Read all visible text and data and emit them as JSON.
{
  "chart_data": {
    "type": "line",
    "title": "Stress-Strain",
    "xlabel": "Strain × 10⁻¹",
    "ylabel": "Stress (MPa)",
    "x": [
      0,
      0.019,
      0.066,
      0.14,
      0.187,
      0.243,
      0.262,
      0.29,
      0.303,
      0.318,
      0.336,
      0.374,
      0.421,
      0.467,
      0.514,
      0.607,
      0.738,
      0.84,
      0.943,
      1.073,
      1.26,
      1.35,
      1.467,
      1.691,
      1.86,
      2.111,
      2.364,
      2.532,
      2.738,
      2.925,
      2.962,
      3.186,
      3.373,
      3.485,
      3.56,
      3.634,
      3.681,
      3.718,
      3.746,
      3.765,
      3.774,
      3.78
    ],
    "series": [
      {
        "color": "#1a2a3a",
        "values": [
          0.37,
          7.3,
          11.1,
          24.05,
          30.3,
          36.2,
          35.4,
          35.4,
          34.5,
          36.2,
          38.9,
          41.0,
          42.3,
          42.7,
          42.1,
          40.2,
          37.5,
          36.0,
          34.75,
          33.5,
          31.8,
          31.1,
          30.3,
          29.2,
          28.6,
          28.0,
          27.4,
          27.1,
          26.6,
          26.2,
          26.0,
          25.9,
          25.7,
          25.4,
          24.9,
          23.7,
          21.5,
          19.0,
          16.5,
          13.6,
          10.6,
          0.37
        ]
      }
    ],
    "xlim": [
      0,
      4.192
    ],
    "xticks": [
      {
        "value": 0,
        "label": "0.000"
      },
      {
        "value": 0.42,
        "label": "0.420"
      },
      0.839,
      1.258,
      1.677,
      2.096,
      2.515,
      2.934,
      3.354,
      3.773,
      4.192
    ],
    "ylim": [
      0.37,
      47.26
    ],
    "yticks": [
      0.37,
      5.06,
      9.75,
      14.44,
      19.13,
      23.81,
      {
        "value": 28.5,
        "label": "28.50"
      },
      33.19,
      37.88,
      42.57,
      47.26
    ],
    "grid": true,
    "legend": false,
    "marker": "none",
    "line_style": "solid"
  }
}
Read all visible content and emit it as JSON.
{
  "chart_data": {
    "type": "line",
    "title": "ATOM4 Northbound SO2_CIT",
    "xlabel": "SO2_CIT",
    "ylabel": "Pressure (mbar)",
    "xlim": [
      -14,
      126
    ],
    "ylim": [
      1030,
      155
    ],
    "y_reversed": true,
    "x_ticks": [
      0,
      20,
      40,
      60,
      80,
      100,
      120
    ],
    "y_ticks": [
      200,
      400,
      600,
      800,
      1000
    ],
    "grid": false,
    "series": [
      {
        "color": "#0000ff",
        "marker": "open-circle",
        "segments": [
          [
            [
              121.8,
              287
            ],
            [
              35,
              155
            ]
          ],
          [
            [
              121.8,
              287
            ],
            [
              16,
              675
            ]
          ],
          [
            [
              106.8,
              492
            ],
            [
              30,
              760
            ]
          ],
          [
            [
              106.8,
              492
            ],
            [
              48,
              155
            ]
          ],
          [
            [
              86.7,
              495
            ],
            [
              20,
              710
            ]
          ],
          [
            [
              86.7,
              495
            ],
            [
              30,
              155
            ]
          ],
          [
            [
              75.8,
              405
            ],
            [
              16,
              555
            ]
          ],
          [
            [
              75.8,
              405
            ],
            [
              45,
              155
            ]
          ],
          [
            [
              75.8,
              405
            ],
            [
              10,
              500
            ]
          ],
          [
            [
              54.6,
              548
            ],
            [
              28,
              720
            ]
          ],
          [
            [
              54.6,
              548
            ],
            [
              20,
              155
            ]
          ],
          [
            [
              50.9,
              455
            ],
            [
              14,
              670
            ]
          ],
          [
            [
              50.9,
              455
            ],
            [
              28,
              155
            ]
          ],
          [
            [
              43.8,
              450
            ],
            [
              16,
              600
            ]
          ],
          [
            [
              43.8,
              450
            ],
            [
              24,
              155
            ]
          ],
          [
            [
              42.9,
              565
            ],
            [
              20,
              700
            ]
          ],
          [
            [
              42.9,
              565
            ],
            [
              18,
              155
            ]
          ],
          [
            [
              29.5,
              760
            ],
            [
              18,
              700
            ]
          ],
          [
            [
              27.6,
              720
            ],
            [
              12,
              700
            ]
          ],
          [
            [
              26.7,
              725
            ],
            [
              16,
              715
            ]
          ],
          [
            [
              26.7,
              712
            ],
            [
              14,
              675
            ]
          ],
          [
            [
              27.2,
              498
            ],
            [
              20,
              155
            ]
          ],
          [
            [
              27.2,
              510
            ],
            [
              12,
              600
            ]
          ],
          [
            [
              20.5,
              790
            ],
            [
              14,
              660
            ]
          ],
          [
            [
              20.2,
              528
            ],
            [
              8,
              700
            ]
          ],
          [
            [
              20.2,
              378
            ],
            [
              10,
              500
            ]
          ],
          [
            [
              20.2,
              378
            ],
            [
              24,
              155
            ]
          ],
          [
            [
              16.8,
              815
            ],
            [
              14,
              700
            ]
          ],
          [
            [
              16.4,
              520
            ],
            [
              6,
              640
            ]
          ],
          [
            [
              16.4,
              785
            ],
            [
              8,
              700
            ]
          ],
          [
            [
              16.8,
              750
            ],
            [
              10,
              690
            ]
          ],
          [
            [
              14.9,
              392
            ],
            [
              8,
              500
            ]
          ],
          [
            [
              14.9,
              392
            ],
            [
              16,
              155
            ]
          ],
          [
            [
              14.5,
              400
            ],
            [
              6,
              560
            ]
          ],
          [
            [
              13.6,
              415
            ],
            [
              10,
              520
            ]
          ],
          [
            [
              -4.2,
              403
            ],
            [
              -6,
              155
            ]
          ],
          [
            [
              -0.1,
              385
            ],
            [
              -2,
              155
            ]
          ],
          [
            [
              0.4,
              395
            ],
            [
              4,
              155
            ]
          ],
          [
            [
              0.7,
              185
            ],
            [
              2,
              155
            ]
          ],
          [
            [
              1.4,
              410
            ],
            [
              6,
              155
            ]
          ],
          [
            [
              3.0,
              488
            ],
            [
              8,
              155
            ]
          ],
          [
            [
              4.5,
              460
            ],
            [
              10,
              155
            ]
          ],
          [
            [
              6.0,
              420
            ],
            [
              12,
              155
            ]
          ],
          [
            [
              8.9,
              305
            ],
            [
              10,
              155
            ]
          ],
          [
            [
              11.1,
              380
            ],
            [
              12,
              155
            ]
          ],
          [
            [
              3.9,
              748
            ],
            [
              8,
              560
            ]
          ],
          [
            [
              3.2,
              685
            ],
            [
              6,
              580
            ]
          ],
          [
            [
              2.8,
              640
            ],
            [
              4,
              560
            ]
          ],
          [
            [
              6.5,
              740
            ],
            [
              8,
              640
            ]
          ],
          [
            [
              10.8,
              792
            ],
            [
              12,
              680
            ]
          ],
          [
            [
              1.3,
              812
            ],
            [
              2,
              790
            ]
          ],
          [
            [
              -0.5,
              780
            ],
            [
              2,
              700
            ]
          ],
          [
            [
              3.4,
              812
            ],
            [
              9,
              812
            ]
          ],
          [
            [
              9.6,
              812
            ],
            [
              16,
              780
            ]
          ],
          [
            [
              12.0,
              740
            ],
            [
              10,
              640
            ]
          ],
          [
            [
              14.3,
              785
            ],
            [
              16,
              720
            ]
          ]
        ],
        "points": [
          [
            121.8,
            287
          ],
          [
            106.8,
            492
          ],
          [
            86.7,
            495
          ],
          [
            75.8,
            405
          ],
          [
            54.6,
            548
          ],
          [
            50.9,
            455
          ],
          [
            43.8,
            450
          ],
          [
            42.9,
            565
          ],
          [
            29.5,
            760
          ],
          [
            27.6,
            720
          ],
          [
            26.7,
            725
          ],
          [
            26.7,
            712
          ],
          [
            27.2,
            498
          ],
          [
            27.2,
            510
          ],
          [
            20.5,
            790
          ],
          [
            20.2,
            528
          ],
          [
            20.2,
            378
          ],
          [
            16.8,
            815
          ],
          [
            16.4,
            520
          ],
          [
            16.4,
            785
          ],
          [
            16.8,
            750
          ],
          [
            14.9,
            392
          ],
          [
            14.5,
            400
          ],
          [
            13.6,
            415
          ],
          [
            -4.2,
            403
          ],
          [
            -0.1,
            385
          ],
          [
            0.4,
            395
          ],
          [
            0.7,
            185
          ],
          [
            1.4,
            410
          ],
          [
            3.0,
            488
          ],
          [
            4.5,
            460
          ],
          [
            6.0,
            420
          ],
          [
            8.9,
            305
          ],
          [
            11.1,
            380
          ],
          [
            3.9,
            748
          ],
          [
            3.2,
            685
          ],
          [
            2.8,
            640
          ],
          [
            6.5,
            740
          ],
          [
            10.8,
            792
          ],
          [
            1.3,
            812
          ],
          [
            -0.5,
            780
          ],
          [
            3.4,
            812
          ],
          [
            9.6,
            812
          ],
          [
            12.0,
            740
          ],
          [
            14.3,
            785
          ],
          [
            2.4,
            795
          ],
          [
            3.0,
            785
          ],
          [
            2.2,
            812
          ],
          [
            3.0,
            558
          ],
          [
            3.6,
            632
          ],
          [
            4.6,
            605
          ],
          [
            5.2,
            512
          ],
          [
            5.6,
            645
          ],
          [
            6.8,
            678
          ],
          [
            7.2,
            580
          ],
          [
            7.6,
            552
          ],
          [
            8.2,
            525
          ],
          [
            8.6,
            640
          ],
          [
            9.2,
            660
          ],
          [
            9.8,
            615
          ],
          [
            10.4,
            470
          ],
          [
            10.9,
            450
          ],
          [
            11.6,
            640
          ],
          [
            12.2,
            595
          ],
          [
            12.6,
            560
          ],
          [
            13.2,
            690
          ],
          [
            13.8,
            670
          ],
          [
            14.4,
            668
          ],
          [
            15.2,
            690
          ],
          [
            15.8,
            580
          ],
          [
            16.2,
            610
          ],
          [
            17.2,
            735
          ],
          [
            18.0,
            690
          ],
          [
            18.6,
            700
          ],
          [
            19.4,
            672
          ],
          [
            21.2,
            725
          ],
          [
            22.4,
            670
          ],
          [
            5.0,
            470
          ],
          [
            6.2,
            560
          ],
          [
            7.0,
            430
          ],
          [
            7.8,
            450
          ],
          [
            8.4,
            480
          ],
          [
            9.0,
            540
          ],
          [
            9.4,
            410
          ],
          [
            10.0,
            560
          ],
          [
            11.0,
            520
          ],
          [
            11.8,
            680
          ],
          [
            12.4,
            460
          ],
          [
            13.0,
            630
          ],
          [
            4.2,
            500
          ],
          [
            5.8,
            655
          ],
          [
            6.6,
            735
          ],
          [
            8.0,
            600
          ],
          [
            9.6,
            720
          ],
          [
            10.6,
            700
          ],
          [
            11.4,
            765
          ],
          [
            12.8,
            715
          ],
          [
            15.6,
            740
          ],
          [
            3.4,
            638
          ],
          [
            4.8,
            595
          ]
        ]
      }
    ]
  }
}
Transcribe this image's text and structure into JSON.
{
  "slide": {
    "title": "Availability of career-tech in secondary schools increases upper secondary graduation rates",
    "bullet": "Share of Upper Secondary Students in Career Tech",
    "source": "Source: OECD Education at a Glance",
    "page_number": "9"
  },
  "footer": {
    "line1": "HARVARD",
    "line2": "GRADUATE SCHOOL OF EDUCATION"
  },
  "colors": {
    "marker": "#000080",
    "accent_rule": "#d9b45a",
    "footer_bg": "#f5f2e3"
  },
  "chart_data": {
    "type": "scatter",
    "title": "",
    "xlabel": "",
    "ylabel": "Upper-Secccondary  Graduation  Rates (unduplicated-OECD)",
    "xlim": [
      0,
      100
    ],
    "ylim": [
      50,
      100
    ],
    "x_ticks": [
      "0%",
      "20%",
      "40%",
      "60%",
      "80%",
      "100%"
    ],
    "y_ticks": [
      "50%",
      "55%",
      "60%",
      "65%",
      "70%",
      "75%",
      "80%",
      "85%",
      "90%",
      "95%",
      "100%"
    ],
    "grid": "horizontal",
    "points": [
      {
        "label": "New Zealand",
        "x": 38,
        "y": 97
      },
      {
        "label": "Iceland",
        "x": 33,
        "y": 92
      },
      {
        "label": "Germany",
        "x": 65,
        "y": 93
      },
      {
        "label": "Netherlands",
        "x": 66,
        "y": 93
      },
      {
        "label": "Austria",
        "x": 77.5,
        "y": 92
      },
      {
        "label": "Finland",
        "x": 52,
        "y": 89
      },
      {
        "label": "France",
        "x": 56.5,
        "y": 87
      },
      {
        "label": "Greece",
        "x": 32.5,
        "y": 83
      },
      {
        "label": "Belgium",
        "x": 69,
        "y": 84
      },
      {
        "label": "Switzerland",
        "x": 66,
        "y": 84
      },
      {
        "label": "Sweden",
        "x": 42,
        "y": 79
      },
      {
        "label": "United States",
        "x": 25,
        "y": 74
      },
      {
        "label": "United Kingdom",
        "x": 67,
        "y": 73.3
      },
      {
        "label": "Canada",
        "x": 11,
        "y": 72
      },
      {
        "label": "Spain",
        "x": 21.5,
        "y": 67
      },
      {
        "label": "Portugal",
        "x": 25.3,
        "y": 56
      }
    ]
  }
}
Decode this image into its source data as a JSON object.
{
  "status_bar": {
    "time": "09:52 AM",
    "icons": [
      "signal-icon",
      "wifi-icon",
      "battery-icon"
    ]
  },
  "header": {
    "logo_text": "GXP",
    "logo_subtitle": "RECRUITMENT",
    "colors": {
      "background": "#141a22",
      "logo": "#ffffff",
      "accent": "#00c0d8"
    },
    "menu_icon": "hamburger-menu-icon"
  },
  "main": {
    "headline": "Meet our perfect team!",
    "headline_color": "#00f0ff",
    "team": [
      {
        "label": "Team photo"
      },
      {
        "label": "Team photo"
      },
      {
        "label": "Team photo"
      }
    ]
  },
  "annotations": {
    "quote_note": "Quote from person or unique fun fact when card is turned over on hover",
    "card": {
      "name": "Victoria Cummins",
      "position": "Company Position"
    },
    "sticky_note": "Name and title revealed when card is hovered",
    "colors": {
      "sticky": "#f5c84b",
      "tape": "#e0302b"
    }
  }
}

◇ ◇ ◇

WHAT TO PRODUCE => Select and copy each line from the data that includes the word "Read".

EXERCISE SOLUTION =>
Read all visible text and data and emit them as JSON.
Read all visible content and emit it as JSON.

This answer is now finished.